═══ Records for the exercise

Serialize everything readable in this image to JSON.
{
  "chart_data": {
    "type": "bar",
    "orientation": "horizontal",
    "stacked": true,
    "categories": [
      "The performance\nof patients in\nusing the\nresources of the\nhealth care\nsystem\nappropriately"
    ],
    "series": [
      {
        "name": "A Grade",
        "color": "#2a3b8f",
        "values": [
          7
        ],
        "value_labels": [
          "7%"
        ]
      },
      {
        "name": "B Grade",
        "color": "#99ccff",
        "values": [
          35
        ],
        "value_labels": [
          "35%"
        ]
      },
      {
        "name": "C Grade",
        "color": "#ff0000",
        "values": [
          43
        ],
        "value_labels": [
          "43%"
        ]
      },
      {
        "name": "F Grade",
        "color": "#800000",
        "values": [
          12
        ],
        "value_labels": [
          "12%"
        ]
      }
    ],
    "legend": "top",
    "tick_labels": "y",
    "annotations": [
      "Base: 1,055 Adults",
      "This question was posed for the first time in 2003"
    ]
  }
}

══════
═══ Records for the exercise

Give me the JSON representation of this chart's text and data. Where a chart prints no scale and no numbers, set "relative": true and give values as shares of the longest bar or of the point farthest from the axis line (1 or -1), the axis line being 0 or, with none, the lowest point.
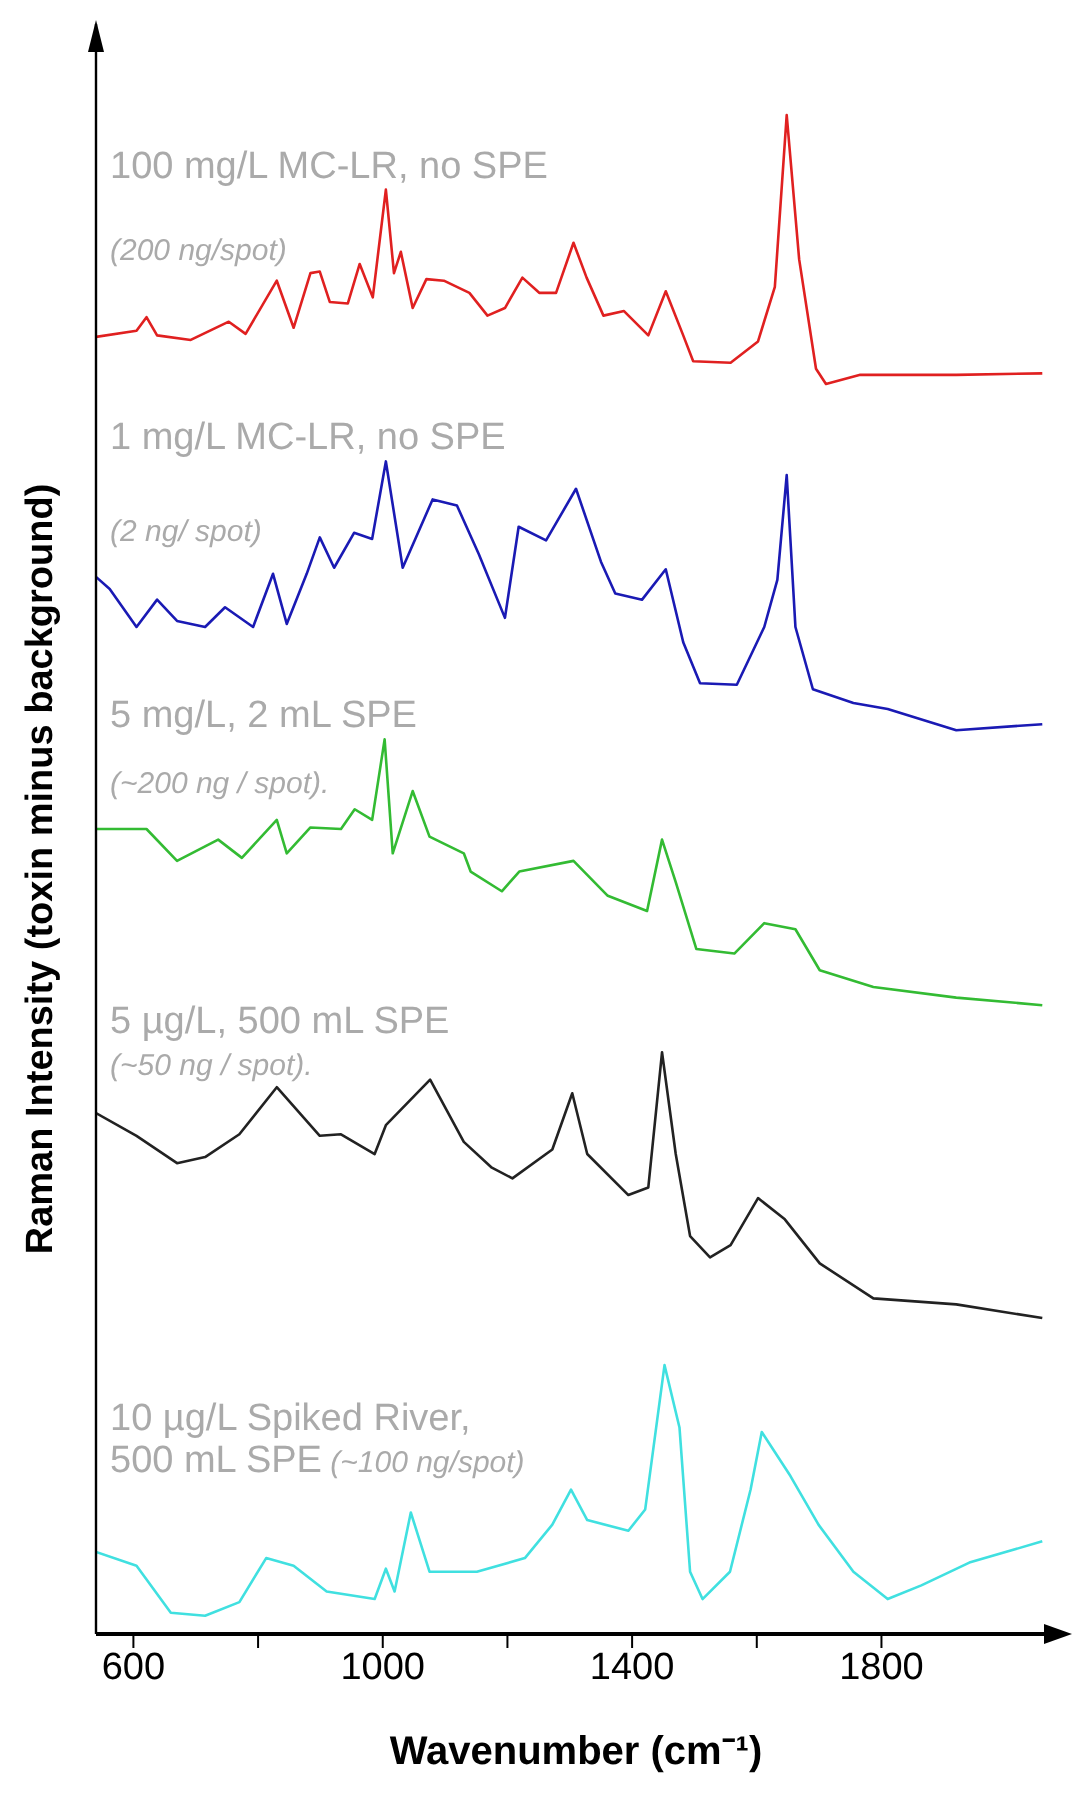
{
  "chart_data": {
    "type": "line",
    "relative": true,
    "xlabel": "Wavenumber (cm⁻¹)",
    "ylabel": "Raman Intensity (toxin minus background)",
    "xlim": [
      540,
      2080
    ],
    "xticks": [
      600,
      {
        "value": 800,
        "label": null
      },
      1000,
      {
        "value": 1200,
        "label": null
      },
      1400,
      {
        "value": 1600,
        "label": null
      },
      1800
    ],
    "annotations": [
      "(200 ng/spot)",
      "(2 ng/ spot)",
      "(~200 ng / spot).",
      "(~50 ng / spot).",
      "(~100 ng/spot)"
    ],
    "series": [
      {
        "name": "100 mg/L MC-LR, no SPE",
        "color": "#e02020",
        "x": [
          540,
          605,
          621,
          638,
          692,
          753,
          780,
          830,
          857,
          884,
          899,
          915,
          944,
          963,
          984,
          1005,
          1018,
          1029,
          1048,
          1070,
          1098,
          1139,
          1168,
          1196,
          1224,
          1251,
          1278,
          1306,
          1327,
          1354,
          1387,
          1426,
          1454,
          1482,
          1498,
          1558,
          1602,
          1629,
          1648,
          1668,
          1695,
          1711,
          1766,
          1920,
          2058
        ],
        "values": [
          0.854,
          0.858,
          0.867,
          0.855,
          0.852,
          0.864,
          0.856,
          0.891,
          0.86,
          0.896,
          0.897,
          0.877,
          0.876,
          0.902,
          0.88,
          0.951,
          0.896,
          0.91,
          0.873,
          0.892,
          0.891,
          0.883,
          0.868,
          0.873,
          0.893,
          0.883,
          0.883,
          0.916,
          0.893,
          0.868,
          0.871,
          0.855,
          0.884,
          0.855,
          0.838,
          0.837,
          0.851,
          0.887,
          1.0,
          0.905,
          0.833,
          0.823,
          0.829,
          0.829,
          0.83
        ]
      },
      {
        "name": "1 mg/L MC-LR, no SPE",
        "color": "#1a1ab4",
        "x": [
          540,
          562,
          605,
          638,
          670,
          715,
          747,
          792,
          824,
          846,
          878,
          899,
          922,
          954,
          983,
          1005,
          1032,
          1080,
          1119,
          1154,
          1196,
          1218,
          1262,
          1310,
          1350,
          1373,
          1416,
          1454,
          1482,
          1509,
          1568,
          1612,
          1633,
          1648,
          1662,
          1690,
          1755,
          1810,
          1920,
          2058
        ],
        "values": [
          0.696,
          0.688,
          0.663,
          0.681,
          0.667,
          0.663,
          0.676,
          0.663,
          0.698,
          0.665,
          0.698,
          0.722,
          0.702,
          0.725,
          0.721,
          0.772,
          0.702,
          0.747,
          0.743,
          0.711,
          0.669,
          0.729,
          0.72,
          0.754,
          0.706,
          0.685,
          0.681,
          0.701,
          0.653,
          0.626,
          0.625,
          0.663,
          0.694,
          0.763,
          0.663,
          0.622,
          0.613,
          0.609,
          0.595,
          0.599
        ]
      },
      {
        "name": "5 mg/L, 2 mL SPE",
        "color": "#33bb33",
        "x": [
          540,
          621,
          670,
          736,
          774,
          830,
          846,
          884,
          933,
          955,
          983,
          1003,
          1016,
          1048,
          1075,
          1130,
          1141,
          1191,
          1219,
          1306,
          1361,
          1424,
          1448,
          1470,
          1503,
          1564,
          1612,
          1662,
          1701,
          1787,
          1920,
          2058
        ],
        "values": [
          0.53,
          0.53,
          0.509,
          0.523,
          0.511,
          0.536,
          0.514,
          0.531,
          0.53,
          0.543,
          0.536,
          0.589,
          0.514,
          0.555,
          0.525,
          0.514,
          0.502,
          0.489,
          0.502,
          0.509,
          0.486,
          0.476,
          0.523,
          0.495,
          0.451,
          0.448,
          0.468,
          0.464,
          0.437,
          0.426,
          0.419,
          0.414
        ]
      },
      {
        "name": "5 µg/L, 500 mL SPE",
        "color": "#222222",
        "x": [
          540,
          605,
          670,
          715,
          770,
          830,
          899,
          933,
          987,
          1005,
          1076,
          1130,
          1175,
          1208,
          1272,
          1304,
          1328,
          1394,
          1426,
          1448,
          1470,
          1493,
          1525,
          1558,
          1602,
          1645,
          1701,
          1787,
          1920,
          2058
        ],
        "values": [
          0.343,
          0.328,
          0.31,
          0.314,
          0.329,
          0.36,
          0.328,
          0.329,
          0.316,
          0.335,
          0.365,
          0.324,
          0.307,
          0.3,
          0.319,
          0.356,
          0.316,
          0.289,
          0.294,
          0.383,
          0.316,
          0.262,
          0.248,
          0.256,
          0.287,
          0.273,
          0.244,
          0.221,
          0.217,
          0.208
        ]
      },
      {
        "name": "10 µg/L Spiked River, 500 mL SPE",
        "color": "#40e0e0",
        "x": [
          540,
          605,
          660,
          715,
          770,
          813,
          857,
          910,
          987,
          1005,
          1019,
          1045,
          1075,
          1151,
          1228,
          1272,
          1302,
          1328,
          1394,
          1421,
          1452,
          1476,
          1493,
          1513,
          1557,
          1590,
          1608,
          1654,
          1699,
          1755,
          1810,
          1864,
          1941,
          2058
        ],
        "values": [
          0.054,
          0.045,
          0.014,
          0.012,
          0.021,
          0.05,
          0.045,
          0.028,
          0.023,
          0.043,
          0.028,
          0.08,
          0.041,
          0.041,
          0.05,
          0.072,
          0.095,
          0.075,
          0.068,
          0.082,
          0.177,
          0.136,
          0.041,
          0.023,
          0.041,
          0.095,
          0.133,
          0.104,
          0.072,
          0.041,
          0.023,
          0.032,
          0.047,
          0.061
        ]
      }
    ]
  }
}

══════
═══ Records for the exercise

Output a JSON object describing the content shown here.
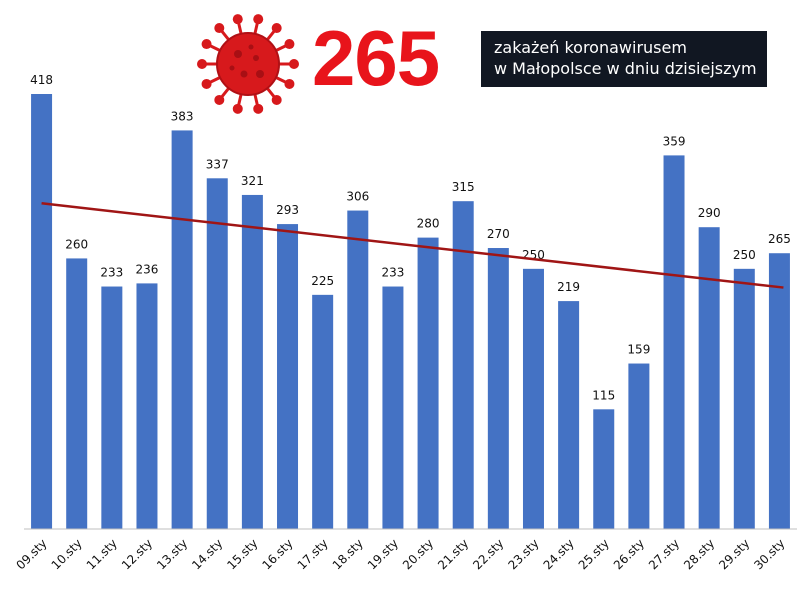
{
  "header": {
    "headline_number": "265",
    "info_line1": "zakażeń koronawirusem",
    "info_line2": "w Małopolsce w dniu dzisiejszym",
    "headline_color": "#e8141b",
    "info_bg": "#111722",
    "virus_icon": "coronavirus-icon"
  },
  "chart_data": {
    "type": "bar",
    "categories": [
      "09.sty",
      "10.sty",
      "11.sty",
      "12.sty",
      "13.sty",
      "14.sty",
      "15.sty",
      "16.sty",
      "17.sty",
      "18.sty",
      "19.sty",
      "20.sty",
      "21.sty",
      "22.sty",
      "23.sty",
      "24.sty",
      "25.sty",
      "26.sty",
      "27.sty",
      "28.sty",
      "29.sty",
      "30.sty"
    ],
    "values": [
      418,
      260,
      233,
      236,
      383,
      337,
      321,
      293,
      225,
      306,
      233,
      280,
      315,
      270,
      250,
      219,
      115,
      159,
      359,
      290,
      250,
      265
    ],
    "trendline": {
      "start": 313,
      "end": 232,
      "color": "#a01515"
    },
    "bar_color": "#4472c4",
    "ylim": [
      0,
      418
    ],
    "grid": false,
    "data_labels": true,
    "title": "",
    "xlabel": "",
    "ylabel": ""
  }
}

══════

Directions for this task: Copy out each line of the material that holds the word "ylabel".

Your solution:
    "ylabel": "Raman Intensity (toxin minus background)",
    "ylabel": ""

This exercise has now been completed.